* _REQUIREMENT 1_:
About the painful-periods essay:
(a) What did the writer do around the office when desperate for relief?
(b) How soon after the especially agonizing period did the writer schedule a doctor's appointment?
(c) During that period, what did the writer genuinely think was going to happen?
* _REQUIREMENT 2_:
Carry the painful-periods essay forward from its final sentence.

For Years, I Was Convinced That My Painful Periods Were Normal. They Weren't.

Girl in fetal position in bed, backlit scene.

For as long as I could remember, getting my periods meant dealing with a lot of pain and heavy bleeding. At first, the pain was manageable - I would gulp down painkillers and curl up somewhere, waiting for it to pass. But the older I got, the worse the pain became. It didn't matter if I stood up or laid down, applied heat or ice, took painkillers, drank tea, or tried to sleep it off - nothing worked. Being at work was a nightmare. Desperate for relief, I would often get up and circle around the office, hoping no one would think I was crazy.

I definitely felt crazy. I also felt weak and ridiculous. Nobody else seemed to curl into the fetal position every time they got their period. When I talked about the pain, I was met with suggestions for how to manage it, but never the implication that something must be wrong. Instead, I was made to feel like I was the problem. After all, women's bodies were built to withstand childbirth. The pain couldn't be the issue.

Eventually, after one especially agonizing period - during which I genuinely thought I was going to pass out - I decided something was wrong, and it didn't matter what others thought. I scheduled a doctor's appointment the very next day.

It took me years to finally listen to my body and put aside the social expectations that kept me trapped in this vicious cycle.

* _LISTED ENTRIES_:
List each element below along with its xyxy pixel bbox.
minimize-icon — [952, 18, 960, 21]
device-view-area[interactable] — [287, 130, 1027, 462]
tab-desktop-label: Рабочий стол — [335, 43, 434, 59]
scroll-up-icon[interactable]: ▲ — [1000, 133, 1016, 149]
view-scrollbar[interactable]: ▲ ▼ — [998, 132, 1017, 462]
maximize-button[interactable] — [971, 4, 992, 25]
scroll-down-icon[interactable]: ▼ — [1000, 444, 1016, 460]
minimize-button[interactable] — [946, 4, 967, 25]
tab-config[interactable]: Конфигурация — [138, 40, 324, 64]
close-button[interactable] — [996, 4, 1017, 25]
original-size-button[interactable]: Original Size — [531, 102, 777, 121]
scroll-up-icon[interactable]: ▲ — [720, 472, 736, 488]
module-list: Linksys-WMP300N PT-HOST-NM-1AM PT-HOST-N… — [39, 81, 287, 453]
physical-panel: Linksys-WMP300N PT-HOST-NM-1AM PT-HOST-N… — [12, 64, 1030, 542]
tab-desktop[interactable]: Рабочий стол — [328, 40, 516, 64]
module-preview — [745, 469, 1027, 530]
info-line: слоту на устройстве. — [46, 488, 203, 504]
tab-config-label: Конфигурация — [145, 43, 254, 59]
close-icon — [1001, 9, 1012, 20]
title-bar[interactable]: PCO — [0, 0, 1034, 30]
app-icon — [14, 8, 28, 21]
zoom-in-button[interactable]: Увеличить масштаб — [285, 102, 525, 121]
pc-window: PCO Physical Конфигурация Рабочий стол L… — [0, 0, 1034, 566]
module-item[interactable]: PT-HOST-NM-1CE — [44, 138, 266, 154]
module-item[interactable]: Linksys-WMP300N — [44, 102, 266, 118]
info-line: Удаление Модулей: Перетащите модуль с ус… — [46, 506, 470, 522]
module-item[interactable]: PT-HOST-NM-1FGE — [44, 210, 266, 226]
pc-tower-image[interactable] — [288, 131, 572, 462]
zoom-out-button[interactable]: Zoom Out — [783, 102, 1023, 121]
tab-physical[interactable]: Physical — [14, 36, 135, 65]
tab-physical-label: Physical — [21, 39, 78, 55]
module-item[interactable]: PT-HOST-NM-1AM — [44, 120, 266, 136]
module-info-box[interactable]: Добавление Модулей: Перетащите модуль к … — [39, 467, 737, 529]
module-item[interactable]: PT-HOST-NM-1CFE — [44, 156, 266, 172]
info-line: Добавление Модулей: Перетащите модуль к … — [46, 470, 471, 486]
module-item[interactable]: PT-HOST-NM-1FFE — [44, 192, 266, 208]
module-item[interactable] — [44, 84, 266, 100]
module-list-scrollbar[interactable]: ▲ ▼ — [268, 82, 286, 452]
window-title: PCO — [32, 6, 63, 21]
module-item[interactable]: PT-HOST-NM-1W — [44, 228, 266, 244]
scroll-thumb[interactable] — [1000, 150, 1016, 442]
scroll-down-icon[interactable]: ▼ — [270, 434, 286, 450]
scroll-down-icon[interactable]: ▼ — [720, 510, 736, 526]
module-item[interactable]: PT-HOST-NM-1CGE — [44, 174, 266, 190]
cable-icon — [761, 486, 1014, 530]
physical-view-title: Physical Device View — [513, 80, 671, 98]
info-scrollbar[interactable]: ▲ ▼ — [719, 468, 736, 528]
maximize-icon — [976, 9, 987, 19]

* _REPLY 1_:
(a) The writer would get up and circle around the office.
(b) The very next day.
(c) The writer thought they were going to pass out.

* _REPLY 2_:
I was lucky my doctor believed me right away, pointing me in the direction of a clinic that specialized in treating endometriosis, a painful condition in which endometrial tissue grows outside the uterus. For many women, it can take years to get a proper diagnosis, because so much about this condition is still unknown and the same prejudices I held are common among doctors. In a way, I thought it fitting that my body was turning against itself, when I had done the same thing all those years.

I was even luckier to have adjusted well to my medication. The pain stopped after just a month of taking the pills. Not everyone is that fortunate, and I know I might face surgery eventually.

My diagnosis brought me relief, but it's a shame it took me years to finally listen to my body and put aside the social expectations that kept me trapped in this vicious cycle. As I tried to forget the pain every month, my condition was spreading. If I had ignored it for longer, I probably would have needed surgery right away. I didn't, but the experience has taught me to trust my instincts above anything else.